Print the data exactly, leaving nothing out.

--------------------------------

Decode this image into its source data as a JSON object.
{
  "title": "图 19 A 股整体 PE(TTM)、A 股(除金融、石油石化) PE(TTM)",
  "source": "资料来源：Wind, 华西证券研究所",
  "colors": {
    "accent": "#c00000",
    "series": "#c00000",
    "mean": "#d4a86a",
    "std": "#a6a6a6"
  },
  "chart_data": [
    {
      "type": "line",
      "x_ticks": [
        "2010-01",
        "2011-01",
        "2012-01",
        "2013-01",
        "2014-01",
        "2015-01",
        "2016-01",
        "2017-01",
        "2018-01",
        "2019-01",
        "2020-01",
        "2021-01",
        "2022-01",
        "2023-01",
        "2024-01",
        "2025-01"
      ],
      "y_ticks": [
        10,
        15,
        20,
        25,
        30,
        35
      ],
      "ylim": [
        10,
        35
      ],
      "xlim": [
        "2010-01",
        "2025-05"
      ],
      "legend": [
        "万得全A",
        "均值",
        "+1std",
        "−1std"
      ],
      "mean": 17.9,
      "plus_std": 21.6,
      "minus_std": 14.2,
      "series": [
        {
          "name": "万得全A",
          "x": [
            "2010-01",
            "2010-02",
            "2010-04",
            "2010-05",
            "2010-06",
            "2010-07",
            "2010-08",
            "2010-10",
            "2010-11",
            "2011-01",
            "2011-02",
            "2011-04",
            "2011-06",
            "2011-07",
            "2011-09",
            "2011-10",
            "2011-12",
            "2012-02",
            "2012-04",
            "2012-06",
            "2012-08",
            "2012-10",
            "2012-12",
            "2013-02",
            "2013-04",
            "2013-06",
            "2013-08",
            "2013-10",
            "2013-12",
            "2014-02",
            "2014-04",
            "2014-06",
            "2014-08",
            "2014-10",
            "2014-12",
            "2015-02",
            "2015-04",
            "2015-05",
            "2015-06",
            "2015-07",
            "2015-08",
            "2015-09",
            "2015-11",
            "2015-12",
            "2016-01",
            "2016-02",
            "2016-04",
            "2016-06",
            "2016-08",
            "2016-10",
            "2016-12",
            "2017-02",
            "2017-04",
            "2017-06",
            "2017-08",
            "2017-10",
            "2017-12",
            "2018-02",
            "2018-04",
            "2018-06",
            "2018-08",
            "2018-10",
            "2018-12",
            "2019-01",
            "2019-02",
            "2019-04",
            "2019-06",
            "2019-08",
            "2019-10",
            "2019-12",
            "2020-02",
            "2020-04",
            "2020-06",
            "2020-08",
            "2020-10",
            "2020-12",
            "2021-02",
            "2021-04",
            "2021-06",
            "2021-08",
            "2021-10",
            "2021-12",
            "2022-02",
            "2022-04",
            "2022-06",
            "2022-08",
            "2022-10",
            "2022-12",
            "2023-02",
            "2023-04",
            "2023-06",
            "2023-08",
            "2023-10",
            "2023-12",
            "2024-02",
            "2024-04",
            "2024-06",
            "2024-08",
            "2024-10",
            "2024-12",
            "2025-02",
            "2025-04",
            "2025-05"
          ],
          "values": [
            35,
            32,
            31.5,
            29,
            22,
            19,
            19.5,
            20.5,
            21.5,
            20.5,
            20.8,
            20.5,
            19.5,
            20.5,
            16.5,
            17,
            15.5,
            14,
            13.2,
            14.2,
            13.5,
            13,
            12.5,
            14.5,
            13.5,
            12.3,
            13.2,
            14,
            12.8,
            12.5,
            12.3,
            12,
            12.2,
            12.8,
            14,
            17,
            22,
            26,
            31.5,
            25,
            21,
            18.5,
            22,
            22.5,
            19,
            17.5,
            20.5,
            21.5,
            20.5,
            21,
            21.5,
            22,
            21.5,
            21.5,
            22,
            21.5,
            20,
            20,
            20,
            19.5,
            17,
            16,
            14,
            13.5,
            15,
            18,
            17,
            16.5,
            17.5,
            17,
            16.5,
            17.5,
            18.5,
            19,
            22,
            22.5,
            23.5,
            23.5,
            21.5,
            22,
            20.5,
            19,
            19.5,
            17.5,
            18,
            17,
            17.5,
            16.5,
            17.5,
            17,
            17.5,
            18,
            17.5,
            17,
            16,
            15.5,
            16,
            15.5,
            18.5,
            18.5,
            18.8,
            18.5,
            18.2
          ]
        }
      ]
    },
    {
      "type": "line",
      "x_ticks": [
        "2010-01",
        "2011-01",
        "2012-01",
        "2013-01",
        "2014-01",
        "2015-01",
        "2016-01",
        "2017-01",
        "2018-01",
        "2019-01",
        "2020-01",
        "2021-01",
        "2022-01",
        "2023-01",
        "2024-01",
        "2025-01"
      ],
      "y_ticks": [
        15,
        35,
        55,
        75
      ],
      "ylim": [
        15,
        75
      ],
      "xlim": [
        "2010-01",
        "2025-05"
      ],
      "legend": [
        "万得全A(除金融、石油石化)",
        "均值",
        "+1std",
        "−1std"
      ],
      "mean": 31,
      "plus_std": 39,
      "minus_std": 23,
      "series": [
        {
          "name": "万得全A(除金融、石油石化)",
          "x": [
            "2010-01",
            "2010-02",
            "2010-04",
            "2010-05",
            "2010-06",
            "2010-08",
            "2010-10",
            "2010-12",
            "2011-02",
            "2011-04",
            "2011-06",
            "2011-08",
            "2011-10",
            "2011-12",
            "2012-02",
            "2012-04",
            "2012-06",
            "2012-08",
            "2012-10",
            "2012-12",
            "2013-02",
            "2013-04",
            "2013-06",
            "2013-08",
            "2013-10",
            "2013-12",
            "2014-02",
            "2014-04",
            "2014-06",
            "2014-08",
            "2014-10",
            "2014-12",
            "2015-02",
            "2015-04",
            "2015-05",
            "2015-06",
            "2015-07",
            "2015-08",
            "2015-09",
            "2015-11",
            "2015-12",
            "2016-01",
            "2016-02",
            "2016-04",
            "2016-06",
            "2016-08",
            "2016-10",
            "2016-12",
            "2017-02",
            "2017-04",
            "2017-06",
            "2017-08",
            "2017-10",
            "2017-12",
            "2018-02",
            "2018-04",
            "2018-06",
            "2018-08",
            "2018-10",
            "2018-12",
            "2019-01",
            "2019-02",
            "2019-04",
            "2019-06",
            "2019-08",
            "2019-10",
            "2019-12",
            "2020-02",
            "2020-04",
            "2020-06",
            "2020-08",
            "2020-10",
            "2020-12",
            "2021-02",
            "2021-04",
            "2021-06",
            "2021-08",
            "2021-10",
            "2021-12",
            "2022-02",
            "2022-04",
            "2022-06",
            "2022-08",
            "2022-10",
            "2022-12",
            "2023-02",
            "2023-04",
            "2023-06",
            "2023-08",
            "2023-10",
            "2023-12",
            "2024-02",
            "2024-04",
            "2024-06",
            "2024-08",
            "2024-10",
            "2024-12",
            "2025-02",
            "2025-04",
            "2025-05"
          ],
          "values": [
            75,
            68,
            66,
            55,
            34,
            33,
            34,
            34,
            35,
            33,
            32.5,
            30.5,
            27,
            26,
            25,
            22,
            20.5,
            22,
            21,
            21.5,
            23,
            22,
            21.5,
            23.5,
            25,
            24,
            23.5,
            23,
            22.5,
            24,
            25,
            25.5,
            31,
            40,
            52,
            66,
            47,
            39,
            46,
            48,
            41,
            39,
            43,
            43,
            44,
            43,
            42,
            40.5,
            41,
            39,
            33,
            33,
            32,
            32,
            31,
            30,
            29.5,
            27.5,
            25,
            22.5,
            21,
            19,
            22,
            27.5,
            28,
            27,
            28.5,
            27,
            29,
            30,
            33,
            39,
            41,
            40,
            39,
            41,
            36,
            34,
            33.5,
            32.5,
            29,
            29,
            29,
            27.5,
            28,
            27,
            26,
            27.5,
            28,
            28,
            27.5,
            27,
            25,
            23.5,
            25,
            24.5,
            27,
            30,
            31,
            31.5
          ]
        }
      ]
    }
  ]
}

--------------------------------

__Expected answer__:
Decode this image into its source data as a JSON object.
{
  "title": "图 19 A 股整体 PE(TTM)、A 股(除金融、石油石化) PE(TTM)",
  "source": "资料来源：Wind, 华西证券研究所",
  "colors": {
    "accent": "#c00000",
    "series": "#c00000",
    "mean": "#d4a86a",
    "std": "#a6a6a6"
  },
  "chart_data": [
    {
      "type": "line",
      "x_ticks": [
        "2010-01",
        "2011-01",
        "2012-01",
        "2013-01",
        "2014-01",
        "2015-01",
        "2016-01",
        "2017-01",
        "2018-01",
        "2019-01",
        "2020-01",
        "2021-01",
        "2022-01",
        "2023-01",
        "2024-01",
        "2025-01"
      ],
      "y_ticks": [
        10,
        15,
        20,
        25,
        30,
        35
      ],
      "ylim": [
        10,
        35
      ],
      "xlim": [
        "2010-01",
        "2025-05"
      ],
      "legend": [
        "万得全A",
        "均值",
        "+1std",
        "−1std"
      ],
      "mean": 17.9,
      "plus_std": 21.6,
      "minus_std": 14.2,
      "series": [
        {
          "name": "万得全A",
          "x": [
            "2010-01",
            "2010-02",
            "2010-04",
            "2010-05",
            "2010-06",
            "2010-07",
            "2010-08",
            "2010-10",
            "2010-11",
            "2011-01",
            "2011-02",
            "2011-04",
            "2011-06",
            "2011-07",
            "2011-09",
            "2011-10",
            "2011-12",
            "2012-02",
            "2012-04",
            "2012-06",
            "2012-08",
            "2012-10",
            "2012-12",
            "2013-02",
            "2013-04",
            "2013-06",
            "2013-08",
            "2013-10",
            "2013-12",
            "2014-02",
            "2014-04",
            "2014-06",
            "2014-08",
            "2014-10",
            "2014-12",
            "2015-02",
            "2015-04",
            "2015-05",
            "2015-06",
            "2015-07",
            "2015-08",
            "2015-09",
            "2015-11",
            "2015-12",
            "2016-01",
            "2016-02",
            "2016-04",
            "2016-06",
            "2016-08",
            "2016-10",
            "2016-12",
            "2017-02",
            "2017-04",
            "2017-06",
            "2017-08",
            "2017-10",
            "2017-12",
            "2018-02",
            "2018-04",
            "2018-06",
            "2018-08",
            "2018-10",
            "2018-12",
            "2019-01",
            "2019-02",
            "2019-04",
            "2019-06",
            "2019-08",
            "2019-10",
            "2019-12",
            "2020-02",
            "2020-04",
            "2020-06",
            "2020-08",
            "2020-10",
            "2020-12",
            "2021-02",
            "2021-04",
            "2021-06",
            "2021-08",
            "2021-10",
            "2021-12",
            "2022-02",
            "2022-04",
            "2022-06",
            "2022-08",
            "2022-10",
            "2022-12",
            "2023-02",
            "2023-04",
            "2023-06",
            "2023-08",
            "2023-10",
            "2023-12",
            "2024-02",
            "2024-04",
            "2024-06",
            "2024-08",
            "2024-10",
            "2024-12",
            "2025-02",
            "2025-04",
            "2025-05"
          ],
          "values": [
            35,
            32,
            31.5,
            29,
            22,
            19,
            19.5,
            20.5,
            21.5,
            20.5,
            20.8,
            20.5,
            19.5,
            20.5,
            16.5,
            17,
            15.5,
            14,
            13.2,
            14.2,
            13.5,
            13,
            12.5,
            14.5,
            13.5,
            12.3,
            13.2,
            14,
            12.8,
            12.5,
            12.3,
            12,
            12.2,
            12.8,
            14,
            17,
            22,
            26,
            31.5,
            25,
            21,
            18.5,
            22,
            22.5,
            19,
            17.5,
            20.5,
            21.5,
            20.5,
            21,
            21.5,
            22,
            21.5,
            21.5,
            22,
            21.5,
            20,
            20,
            20,
            19.5,
            17,
            16,
            14,
            13.5,
            15,
            18,
            17,
            16.5,
            17.5,
            17,
            16.5,
            17.5,
            18.5,
            19,
            22,
            22.5,
            23.5,
            23.5,
            21.5,
            22,
            20.5,
            19,
            19.5,
            17.5,
            18,
            17,
            17.5,
            16.5,
            17.5,
            17,
            17.5,
            18,
            17.5,
            17,
            16,
            15.5,
            16,
            15.5,
            18.5,
            18.5,
            18.8,
            18.5,
            18.2
          ]
        }
      ]
    },
    {
      "type": "line",
      "x_ticks": [
        "2010-01",
        "2011-01",
        "2012-01",
        "2013-01",
        "2014-01",
        "2015-01",
        "2016-01",
        "2017-01",
        "2018-01",
        "2019-01",
        "2020-01",
        "2021-01",
        "2022-01",
        "2023-01",
        "2024-01",
        "2025-01"
      ],
      "y_ticks": [
        15,
        35,
        55,
        75
      ],
      "ylim": [
        15,
        75
      ],
      "xlim": [
        "2010-01",
        "2025-05"
      ],
      "legend": [
        "万得全A(除金融、石油石化)",
        "均值",
        "+1std",
        "−1std"
      ],
      "mean": 31,
      "plus_std": 39,
      "minus_std": 23,
      "series": [
        {
          "name": "万得全A(除金融、石油石化)",
          "x": [
            "2010-01",
            "2010-02",
            "2010-04",
            "2010-05",
            "2010-06",
            "2010-08",
            "2010-10",
            "2010-12",
            "2011-02",
            "2011-04",
            "2011-06",
            "2011-08",
            "2011-10",
            "2011-12",
            "2012-02",
            "2012-04",
            "2012-06",
            "2012-08",
            "2012-10",
            "2012-12",
            "2013-02",
            "2013-04",
            "2013-06",
            "2013-08",
            "2013-10",
            "2013-12",
            "2014-02",
            "2014-04",
            "2014-06",
            "2014-08",
            "2014-10",
            "2014-12",
            "2015-02",
            "2015-04",
            "2015-05",
            "2015-06",
            "2015-07",
            "2015-08",
            "2015-09",
            "2015-11",
            "2015-12",
            "2016-01",
            "2016-02",
            "2016-04",
            "2016-06",
            "2016-08",
            "2016-10",
            "2016-12",
            "2017-02",
            "2017-04",
            "2017-06",
            "2017-08",
            "2017-10",
            "2017-12",
            "2018-02",
            "2018-04",
            "2018-06",
            "2018-08",
            "2018-10",
            "2018-12",
            "2019-01",
            "2019-02",
            "2019-04",
            "2019-06",
            "2019-08",
            "2019-10",
            "2019-12",
            "2020-02",
            "2020-04",
            "2020-06",
            "2020-08",
            "2020-10",
            "2020-12",
            "2021-02",
            "2021-04",
            "2021-06",
            "2021-08",
            "2021-10",
            "2021-12",
            "2022-02",
            "2022-04",
            "2022-06",
            "2022-08",
            "2022-10",
            "2022-12",
            "2023-02",
            "2023-04",
            "2023-06",
            "2023-08",
            "2023-10",
            "2023-12",
            "2024-02",
            "2024-04",
            "2024-06",
            "2024-08",
            "2024-10",
            "2024-12",
            "2025-02",
            "2025-04",
            "2025-05"
          ],
          "values": [
            75,
            68,
            66,
            55,
            34,
            33,
            34,
            34,
            35,
            33,
            32.5,
            30.5,
            27,
            26,
            25,
            22,
            20.5,
            22,
            21,
            21.5,
            23,
            22,
            21.5,
            23.5,
            25,
            24,
            23.5,
            23,
            22.5,
            24,
            25,
            25.5,
            31,
            40,
            52,
            66,
            47,
            39,
            46,
            48,
            41,
            39,
            43,
            43,
            44,
            43,
            42,
            40.5,
            41,
            39,
            33,
            33,
            32,
            32,
            31,
            30,
            29.5,
            27.5,
            25,
            22.5,
            21,
            19,
            22,
            27.5,
            28,
            27,
            28.5,
            27,
            29,
            30,
            33,
            39,
            41,
            40,
            39,
            41,
            36,
            34,
            33.5,
            32.5,
            29,
            29,
            29,
            27.5,
            28,
            27,
            26,
            27.5,
            28,
            28,
            27.5,
            27,
            25,
            23.5,
            25,
            24.5,
            27,
            30,
            31,
            31.5
          ]
        }
      ]
    }
  ]
}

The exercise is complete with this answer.